__WHAT YOU HAVE TO DO__
Return the records, each one exactly as written.

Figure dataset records

════════

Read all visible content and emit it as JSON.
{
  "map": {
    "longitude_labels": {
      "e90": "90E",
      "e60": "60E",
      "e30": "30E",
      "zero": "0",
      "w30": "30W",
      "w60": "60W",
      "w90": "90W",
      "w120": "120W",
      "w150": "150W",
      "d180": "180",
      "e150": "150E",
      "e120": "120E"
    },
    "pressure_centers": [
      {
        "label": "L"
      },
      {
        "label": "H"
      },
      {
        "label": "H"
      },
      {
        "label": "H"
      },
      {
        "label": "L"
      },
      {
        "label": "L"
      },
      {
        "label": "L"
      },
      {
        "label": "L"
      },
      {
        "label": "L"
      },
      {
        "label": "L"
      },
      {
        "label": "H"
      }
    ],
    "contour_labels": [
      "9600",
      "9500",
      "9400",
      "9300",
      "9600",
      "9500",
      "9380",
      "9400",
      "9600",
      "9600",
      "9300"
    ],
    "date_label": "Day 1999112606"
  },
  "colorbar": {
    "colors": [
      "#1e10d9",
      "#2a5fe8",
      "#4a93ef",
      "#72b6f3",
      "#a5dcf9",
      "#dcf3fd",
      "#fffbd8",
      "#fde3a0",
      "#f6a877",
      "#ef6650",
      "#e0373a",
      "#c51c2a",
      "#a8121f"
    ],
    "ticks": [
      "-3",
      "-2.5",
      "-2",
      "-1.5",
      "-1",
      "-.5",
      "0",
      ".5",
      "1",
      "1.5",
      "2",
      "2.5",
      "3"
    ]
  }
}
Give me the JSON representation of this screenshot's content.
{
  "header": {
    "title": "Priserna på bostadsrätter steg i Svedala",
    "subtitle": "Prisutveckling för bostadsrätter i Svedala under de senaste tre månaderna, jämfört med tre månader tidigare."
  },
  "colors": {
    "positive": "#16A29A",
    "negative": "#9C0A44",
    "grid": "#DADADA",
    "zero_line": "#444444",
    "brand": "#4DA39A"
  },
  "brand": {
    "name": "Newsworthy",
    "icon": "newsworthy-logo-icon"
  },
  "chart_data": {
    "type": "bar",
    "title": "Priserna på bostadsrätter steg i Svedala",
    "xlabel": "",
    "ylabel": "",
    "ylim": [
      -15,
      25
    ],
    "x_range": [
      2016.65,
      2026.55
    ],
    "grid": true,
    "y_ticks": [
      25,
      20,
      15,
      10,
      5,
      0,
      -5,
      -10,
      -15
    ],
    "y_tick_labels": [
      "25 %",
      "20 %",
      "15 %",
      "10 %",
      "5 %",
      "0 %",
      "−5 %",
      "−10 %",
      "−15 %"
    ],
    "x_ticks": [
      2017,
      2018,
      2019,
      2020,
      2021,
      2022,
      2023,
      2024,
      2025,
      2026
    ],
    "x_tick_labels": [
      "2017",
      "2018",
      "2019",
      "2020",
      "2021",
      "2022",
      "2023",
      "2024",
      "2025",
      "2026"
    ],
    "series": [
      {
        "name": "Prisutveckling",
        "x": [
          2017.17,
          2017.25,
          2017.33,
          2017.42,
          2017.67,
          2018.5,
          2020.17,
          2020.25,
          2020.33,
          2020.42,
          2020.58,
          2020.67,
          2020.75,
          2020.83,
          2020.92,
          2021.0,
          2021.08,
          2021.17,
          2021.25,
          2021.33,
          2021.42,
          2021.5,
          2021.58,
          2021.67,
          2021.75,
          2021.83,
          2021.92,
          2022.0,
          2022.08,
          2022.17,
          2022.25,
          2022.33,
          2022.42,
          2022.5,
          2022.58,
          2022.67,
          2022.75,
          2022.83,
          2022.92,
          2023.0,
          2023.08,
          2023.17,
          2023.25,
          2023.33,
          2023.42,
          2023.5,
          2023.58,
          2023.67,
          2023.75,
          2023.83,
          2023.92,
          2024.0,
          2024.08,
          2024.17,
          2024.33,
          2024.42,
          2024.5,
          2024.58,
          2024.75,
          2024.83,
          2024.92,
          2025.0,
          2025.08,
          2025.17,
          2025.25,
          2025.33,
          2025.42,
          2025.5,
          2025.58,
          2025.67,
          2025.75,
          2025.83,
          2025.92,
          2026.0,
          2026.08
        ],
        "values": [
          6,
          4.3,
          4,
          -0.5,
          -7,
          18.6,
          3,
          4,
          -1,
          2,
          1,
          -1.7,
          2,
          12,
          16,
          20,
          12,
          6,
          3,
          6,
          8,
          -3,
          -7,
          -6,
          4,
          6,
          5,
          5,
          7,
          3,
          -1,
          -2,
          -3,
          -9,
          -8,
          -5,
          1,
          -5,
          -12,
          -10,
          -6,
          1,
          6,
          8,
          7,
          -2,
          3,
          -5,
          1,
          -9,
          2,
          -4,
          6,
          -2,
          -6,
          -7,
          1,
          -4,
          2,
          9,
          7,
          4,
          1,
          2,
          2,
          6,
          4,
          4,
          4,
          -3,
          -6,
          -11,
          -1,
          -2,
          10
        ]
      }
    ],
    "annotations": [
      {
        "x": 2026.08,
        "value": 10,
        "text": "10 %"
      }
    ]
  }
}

════════

__IN RESPONSE__
Read all visible content and emit it as JSON.
{
  "map": {
    "longitude_labels": {
      "e90": "90E",
      "e60": "60E",
      "e30": "30E",
      "zero": "0",
      "w30": "30W",
      "w60": "60W",
      "w90": "90W",
      "w120": "120W",
      "w150": "150W",
      "d180": "180",
      "e150": "150E",
      "e120": "120E"
    },
    "pressure_centers": [
      {
        "label": "L"
      },
      {
        "label": "H"
      },
      {
        "label": "H"
      },
      {
        "label": "H"
      },
      {
        "label": "L"
      },
      {
        "label": "L"
      },
      {
        "label": "L"
      },
      {
        "label": "L"
      },
      {
        "label": "L"
      },
      {
        "label": "L"
      },
      {
        "label": "H"
      }
    ],
    "contour_labels": [
      "9600",
      "9500",
      "9400",
      "9300",
      "9600",
      "9500",
      "9380",
      "9400",
      "9600",
      "9600",
      "9300"
    ],
    "date_label": "Day 1999112606"
  },
  "colorbar": {
    "colors": [
      "#1e10d9",
      "#2a5fe8",
      "#4a93ef",
      "#72b6f3",
      "#a5dcf9",
      "#dcf3fd",
      "#fffbd8",
      "#fde3a0",
      "#f6a877",
      "#ef6650",
      "#e0373a",
      "#c51c2a",
      "#a8121f"
    ],
    "ticks": [
      "-3",
      "-2.5",
      "-2",
      "-1.5",
      "-1",
      "-.5",
      "0",
      ".5",
      "1",
      "1.5",
      "2",
      "2.5",
      "3"
    ]
  }
}
Give me the JSON representation of this screenshot's content.
{
  "header": {
    "title": "Priserna på bostadsrätter steg i Svedala",
    "subtitle": "Prisutveckling för bostadsrätter i Svedala under de senaste tre månaderna, jämfört med tre månader tidigare."
  },
  "colors": {
    "positive": "#16A29A",
    "negative": "#9C0A44",
    "grid": "#DADADA",
    "zero_line": "#444444",
    "brand": "#4DA39A"
  },
  "brand": {
    "name": "Newsworthy",
    "icon": "newsworthy-logo-icon"
  },
  "chart_data": {
    "type": "bar",
    "title": "Priserna på bostadsrätter steg i Svedala",
    "xlabel": "",
    "ylabel": "",
    "ylim": [
      -15,
      25
    ],
    "x_range": [
      2016.65,
      2026.55
    ],
    "grid": true,
    "y_ticks": [
      25,
      20,
      15,
      10,
      5,
      0,
      -5,
      -10,
      -15
    ],
    "y_tick_labels": [
      "25 %",
      "20 %",
      "15 %",
      "10 %",
      "5 %",
      "0 %",
      "−5 %",
      "−10 %",
      "−15 %"
    ],
    "x_ticks": [
      2017,
      2018,
      2019,
      2020,
      2021,
      2022,
      2023,
      2024,
      2025,
      2026
    ],
    "x_tick_labels": [
      "2017",
      "2018",
      "2019",
      "2020",
      "2021",
      "2022",
      "2023",
      "2024",
      "2025",
      "2026"
    ],
    "series": [
      {
        "name": "Prisutveckling",
        "x": [
          2017.17,
          2017.25,
          2017.33,
          2017.42,
          2017.67,
          2018.5,
          2020.17,
          2020.25,
          2020.33,
          2020.42,
          2020.58,
          2020.67,
          2020.75,
          2020.83,
          2020.92,
          2021.0,
          2021.08,
          2021.17,
          2021.25,
          2021.33,
          2021.42,
          2021.5,
          2021.58,
          2021.67,
          2021.75,
          2021.83,
          2021.92,
          2022.0,
          2022.08,
          2022.17,
          2022.25,
          2022.33,
          2022.42,
          2022.5,
          2022.58,
          2022.67,
          2022.75,
          2022.83,
          2022.92,
          2023.0,
          2023.08,
          2023.17,
          2023.25,
          2023.33,
          2023.42,
          2023.5,
          2023.58,
          2023.67,
          2023.75,
          2023.83,
          2023.92,
          2024.0,
          2024.08,
          2024.17,
          2024.33,
          2024.42,
          2024.5,
          2024.58,
          2024.75,
          2024.83,
          2024.92,
          2025.0,
          2025.08,
          2025.17,
          2025.25,
          2025.33,
          2025.42,
          2025.5,
          2025.58,
          2025.67,
          2025.75,
          2025.83,
          2025.92,
          2026.0,
          2026.08
        ],
        "values": [
          6,
          4.3,
          4,
          -0.5,
          -7,
          18.6,
          3,
          4,
          -1,
          2,
          1,
          -1.7,
          2,
          12,
          16,
          20,
          12,
          6,
          3,
          6,
          8,
          -3,
          -7,
          -6,
          4,
          6,
          5,
          5,
          7,
          3,
          -1,
          -2,
          -3,
          -9,
          -8,
          -5,
          1,
          -5,
          -12,
          -10,
          -6,
          1,
          6,
          8,
          7,
          -2,
          3,
          -5,
          1,
          -9,
          2,
          -4,
          6,
          -2,
          -6,
          -7,
          1,
          -4,
          2,
          9,
          7,
          4,
          1,
          2,
          2,
          6,
          4,
          4,
          4,
          -3,
          -6,
          -11,
          -1,
          -2,
          10
        ]
      }
    ],
    "annotations": [
      {
        "x": 2026.08,
        "value": 10,
        "text": "10 %"
      }
    ]
  }
}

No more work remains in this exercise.